Written problem: Show all lines of the listing that hold the word "this".

— BEGIN Data records —

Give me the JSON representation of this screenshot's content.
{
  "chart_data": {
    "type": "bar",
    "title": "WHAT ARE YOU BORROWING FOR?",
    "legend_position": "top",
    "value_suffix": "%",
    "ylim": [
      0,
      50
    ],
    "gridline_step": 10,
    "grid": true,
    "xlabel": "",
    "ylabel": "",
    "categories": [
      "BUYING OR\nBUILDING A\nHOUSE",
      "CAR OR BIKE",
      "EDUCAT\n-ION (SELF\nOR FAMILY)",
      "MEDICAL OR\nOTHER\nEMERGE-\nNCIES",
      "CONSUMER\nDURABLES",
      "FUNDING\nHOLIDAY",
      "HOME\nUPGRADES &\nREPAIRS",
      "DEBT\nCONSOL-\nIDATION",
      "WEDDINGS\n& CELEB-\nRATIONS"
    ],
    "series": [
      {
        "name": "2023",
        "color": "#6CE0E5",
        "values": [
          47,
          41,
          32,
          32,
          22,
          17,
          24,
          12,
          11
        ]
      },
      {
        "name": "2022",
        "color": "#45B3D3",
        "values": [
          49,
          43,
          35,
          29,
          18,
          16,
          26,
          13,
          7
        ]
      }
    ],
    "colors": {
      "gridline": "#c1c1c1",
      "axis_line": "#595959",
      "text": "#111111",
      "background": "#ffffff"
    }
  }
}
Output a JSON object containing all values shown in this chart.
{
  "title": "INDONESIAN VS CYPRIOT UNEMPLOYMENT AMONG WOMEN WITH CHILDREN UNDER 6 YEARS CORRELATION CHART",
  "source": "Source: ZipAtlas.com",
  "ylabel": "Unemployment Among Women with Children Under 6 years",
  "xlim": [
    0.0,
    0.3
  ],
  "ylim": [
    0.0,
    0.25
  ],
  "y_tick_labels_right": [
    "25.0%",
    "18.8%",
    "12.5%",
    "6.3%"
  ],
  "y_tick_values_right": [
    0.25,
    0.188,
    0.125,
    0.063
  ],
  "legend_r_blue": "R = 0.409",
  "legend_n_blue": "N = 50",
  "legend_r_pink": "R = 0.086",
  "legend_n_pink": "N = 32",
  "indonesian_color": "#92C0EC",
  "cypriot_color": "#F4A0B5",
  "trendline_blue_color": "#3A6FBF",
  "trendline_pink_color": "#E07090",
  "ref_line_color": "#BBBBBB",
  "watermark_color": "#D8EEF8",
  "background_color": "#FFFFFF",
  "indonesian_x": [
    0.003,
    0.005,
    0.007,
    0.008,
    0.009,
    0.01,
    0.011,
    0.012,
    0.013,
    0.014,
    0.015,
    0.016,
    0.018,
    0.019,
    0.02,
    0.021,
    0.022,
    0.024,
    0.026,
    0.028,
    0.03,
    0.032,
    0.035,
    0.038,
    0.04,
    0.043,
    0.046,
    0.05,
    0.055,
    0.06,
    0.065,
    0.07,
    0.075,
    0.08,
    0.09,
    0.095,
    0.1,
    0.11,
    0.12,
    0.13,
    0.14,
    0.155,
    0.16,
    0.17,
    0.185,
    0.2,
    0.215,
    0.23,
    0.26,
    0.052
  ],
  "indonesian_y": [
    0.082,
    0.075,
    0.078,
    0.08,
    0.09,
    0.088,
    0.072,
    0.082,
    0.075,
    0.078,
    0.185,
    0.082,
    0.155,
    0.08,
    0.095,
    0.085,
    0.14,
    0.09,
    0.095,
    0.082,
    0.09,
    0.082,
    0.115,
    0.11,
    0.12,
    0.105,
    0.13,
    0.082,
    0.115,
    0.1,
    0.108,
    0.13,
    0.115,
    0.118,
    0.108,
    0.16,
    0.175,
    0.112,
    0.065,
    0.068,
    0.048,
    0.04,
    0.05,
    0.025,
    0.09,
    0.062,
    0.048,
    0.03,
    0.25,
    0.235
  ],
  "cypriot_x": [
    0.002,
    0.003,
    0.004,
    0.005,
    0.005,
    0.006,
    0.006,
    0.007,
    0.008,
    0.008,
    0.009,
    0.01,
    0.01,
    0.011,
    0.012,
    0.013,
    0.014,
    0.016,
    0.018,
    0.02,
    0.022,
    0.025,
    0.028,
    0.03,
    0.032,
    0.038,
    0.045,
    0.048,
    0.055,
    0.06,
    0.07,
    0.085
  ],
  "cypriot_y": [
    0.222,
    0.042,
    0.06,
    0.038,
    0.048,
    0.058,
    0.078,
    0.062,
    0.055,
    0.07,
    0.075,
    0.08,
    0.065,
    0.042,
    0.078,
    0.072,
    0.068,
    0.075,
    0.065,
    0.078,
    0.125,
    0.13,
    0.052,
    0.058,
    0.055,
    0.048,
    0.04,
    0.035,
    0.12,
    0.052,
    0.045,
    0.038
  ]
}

— END Data records —

Answer to the exercise:
Give me the JSON representation of this screenshot's content.
Output a JSON object containing all values shown in this chart.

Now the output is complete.